-- start of Data to process --

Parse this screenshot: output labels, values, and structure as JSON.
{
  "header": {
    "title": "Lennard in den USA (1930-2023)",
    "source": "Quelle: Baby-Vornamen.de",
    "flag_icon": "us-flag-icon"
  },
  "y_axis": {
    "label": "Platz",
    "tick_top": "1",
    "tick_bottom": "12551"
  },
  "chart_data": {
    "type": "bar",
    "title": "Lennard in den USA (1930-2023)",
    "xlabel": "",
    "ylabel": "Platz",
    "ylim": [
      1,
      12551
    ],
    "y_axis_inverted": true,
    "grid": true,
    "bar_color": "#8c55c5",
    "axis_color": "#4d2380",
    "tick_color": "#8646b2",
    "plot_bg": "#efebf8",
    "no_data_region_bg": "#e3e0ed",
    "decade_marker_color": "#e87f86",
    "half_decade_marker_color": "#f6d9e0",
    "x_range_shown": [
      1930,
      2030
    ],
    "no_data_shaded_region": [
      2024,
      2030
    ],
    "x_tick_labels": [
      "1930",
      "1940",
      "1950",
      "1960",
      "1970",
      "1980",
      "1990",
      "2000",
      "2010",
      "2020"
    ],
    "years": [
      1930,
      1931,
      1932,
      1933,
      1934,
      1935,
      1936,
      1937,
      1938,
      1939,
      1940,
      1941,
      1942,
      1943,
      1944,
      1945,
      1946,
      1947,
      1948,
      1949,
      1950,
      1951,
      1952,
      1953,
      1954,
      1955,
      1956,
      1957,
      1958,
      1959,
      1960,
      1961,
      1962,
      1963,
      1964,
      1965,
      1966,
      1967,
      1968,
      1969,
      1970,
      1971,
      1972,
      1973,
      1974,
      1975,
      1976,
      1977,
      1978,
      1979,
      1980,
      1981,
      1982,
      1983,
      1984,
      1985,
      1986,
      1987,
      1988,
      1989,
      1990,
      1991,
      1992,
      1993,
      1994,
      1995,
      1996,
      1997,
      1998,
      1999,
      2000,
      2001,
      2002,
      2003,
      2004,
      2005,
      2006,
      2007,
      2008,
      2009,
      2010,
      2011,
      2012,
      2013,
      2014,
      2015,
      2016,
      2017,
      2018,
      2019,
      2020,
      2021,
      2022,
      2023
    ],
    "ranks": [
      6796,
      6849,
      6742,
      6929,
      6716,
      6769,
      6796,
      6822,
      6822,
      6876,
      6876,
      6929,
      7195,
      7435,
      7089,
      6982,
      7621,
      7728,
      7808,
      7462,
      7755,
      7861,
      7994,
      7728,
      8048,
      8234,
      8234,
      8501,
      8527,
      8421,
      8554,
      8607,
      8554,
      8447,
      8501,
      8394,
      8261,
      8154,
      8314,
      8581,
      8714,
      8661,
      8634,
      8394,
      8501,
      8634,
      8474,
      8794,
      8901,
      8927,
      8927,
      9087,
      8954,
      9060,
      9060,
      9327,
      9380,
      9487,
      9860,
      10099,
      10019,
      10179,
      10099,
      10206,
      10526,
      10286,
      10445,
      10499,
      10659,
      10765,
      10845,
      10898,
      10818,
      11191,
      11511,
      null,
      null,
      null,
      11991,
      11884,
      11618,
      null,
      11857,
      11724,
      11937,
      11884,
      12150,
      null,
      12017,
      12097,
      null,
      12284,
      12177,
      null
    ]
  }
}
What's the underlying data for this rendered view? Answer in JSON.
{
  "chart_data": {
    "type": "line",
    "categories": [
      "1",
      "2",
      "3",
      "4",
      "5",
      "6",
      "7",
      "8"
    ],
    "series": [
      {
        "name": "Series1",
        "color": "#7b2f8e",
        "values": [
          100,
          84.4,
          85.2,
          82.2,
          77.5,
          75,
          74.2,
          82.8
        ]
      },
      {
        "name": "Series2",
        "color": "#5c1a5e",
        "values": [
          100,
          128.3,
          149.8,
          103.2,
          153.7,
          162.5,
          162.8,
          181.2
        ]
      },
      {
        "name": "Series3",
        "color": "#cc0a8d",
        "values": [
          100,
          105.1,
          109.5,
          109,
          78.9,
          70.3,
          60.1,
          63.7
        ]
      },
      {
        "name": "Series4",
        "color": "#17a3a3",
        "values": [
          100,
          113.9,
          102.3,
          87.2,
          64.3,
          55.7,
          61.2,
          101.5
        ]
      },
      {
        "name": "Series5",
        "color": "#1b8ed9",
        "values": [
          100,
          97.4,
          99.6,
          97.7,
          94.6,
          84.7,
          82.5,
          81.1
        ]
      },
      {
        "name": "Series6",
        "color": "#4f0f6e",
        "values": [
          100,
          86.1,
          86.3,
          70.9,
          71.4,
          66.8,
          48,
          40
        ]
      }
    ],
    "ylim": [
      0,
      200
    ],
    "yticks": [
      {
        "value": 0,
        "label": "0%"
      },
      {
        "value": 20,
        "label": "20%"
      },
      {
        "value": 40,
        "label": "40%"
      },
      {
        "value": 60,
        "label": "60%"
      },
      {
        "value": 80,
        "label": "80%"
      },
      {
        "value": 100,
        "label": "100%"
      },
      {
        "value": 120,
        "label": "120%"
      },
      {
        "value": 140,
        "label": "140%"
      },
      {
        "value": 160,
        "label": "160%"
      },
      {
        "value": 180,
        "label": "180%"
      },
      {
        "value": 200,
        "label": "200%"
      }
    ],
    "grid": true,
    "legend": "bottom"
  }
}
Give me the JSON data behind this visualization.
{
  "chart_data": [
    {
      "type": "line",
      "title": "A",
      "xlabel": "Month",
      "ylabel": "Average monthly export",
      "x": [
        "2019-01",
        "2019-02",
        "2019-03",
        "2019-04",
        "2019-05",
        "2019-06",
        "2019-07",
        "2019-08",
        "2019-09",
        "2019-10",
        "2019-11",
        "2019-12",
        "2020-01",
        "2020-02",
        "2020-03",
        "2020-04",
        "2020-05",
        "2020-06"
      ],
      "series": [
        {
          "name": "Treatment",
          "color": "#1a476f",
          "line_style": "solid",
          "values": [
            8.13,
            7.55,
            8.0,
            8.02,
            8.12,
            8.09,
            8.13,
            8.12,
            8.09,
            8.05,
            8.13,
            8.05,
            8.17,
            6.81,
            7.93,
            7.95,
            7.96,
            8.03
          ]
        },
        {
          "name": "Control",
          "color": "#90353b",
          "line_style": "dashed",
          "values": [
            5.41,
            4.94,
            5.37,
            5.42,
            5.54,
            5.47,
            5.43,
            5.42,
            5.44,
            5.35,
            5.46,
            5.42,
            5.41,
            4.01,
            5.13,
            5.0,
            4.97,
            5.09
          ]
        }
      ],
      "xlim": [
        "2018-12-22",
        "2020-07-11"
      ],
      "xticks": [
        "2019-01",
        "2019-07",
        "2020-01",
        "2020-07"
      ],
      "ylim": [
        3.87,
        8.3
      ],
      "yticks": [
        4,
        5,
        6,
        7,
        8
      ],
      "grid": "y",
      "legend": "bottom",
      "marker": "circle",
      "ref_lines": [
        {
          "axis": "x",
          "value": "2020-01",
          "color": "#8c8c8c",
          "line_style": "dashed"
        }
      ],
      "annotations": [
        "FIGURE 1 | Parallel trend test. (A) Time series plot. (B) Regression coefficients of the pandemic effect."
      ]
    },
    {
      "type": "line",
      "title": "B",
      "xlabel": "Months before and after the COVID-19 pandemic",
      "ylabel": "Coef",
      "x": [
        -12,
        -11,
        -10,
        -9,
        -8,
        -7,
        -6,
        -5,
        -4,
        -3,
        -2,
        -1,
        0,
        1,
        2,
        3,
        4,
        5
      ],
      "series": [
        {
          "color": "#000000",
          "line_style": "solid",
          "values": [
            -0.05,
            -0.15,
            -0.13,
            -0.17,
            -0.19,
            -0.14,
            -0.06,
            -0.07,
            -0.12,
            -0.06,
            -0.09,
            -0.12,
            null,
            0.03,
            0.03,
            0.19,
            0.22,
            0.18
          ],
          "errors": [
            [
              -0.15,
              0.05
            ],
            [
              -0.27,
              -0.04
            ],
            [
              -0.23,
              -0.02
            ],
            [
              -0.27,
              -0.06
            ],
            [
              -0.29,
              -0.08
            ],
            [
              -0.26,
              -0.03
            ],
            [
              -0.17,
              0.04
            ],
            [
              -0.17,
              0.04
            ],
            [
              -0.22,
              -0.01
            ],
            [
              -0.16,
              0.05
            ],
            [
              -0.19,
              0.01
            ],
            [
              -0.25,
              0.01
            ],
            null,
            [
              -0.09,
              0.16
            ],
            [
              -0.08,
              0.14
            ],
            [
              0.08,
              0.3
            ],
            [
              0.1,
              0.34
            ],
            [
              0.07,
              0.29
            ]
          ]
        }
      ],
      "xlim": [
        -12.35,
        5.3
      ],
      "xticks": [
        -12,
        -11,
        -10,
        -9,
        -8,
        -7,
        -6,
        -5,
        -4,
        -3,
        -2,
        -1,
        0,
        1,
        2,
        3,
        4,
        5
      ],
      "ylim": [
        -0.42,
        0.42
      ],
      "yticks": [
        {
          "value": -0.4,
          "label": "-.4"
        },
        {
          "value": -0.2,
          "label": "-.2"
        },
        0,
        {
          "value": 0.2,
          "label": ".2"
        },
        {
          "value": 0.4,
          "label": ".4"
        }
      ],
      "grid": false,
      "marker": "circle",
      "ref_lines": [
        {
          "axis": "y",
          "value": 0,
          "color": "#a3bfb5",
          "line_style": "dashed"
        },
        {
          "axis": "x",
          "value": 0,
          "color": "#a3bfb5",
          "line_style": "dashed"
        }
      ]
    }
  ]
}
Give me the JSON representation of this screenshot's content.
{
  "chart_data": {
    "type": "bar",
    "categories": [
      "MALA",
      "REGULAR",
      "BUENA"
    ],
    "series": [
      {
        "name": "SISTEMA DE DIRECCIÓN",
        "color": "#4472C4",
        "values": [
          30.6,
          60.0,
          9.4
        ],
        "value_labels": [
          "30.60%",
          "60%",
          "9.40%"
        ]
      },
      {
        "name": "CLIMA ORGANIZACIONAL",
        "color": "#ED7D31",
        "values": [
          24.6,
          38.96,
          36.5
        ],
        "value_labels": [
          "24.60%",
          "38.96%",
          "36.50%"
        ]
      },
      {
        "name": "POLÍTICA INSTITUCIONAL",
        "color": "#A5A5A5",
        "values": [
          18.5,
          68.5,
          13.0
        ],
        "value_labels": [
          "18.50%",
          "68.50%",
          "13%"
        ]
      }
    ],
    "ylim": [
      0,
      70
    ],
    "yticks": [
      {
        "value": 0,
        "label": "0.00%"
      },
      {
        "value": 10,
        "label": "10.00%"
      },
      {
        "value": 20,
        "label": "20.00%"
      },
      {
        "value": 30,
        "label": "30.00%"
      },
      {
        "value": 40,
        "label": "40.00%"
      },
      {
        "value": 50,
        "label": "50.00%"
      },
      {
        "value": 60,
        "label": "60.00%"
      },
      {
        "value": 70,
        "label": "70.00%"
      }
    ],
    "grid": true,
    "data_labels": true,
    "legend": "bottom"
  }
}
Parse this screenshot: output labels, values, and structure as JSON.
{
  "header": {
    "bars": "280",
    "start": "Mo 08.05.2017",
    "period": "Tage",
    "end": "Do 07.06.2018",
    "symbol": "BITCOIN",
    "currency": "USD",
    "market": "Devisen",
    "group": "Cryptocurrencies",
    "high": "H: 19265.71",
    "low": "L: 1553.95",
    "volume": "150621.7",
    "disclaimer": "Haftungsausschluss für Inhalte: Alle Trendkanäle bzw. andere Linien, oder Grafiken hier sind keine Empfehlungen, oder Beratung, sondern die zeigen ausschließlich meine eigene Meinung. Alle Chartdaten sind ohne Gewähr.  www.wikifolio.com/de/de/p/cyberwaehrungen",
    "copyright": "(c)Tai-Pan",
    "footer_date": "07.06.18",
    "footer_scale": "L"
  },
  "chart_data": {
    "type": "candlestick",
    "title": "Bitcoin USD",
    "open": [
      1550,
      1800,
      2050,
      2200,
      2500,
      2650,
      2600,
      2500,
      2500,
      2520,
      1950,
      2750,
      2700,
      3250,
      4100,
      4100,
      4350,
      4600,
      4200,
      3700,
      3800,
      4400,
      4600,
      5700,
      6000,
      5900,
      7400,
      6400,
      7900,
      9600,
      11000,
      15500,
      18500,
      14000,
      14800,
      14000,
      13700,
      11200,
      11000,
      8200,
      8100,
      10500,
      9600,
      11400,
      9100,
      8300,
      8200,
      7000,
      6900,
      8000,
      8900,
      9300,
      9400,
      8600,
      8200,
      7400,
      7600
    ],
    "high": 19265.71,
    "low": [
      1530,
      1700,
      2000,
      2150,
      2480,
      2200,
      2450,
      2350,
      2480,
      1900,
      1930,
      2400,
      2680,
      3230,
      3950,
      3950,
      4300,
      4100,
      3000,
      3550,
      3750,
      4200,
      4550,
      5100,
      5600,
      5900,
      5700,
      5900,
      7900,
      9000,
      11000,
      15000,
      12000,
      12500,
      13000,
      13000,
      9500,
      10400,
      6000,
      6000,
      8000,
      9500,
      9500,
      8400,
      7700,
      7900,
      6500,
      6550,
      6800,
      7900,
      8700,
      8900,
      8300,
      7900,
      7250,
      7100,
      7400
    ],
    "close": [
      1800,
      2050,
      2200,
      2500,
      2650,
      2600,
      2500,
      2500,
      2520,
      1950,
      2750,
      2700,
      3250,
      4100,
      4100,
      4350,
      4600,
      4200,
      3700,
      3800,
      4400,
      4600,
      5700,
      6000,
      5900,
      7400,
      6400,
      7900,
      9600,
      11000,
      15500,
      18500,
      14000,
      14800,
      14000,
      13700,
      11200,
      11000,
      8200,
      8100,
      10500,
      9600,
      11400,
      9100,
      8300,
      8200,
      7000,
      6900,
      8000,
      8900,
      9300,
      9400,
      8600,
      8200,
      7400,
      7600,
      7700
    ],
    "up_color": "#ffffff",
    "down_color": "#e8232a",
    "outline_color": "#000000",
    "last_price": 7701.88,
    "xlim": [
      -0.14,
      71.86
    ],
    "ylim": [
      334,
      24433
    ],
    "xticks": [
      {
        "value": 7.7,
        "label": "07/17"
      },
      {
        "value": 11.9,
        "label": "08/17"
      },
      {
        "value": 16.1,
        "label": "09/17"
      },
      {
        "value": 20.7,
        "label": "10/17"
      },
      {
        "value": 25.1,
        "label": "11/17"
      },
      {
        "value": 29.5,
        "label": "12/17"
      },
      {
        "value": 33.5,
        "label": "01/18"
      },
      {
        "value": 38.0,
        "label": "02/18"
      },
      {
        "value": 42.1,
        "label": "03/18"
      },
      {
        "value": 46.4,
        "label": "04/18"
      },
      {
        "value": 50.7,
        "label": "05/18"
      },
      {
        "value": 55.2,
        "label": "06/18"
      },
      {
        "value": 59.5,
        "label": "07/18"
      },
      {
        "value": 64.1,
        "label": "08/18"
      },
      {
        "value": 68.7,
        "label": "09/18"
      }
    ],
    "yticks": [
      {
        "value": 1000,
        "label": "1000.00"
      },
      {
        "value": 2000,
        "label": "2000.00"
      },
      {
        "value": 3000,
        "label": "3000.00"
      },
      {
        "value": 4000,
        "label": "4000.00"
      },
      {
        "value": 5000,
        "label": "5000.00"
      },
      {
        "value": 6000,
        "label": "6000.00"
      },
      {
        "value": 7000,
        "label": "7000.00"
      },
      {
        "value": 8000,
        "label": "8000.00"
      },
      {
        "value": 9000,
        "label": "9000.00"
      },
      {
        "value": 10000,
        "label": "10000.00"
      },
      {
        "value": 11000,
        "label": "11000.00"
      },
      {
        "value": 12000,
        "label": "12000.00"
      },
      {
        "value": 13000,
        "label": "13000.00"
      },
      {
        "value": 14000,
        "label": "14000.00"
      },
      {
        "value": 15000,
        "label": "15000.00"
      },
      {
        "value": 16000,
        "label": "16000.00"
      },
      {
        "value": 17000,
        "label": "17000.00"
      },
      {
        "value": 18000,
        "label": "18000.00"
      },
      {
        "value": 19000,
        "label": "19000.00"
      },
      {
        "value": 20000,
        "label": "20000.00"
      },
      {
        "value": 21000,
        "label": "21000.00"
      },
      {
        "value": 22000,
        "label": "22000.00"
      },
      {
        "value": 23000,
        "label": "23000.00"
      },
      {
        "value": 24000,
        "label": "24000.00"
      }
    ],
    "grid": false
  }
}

-- end of Data to process --

◆ **Problem**
Search the entries for the string "this" and collect each line that has it.

◆ **The reply**
Parse this screenshot: output labels, values, and structure as JSON.
What's the underlying data for this rendered view? Answer in JSON.
Give me the JSON data behind this visualization.
Give me the JSON representation of this screenshot's content.
Parse this screenshot: output labels, values, and structure as JSON.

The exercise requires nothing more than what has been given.